§ **TASK GOAL**: In the entries below, count every line containing "Entrez". Reply with the number alone.

§ **INPUT RECORDS**:
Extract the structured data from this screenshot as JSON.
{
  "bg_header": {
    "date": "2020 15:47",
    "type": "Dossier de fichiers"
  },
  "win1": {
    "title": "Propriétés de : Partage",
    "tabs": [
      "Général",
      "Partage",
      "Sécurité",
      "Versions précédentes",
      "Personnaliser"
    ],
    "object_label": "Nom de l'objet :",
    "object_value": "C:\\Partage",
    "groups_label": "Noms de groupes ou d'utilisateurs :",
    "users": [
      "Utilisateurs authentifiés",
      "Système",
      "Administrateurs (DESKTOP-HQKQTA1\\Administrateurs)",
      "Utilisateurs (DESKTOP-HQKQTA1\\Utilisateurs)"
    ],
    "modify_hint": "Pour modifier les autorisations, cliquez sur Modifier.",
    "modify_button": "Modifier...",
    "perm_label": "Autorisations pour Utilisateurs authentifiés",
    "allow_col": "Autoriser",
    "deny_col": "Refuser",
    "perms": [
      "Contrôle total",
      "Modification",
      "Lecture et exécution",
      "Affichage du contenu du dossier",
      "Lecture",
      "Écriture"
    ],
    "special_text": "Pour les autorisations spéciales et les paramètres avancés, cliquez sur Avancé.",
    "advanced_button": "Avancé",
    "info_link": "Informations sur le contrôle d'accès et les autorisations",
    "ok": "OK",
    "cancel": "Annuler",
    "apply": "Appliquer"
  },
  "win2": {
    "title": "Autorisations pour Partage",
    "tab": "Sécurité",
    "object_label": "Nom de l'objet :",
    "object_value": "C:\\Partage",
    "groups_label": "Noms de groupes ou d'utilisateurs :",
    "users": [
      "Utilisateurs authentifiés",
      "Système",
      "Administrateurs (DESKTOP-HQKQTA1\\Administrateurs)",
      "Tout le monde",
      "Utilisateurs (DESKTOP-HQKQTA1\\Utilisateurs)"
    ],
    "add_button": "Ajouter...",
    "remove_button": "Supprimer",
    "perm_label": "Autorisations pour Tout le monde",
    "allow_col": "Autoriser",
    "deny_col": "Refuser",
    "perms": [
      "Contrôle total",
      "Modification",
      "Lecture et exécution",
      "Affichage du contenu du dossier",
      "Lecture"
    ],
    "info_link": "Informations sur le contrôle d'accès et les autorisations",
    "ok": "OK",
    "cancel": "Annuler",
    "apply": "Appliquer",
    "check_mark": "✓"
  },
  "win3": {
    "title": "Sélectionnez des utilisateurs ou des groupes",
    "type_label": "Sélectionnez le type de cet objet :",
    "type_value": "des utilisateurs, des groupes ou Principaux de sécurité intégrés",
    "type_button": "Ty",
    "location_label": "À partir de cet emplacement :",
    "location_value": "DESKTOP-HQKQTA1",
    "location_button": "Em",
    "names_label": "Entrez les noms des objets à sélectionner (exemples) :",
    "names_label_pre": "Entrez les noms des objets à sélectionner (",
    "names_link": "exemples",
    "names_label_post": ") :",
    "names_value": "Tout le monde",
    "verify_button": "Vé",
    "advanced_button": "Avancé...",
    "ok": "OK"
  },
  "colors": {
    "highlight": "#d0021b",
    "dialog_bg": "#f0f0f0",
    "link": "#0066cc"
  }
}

§ **THE COMPLETED TASK**: 2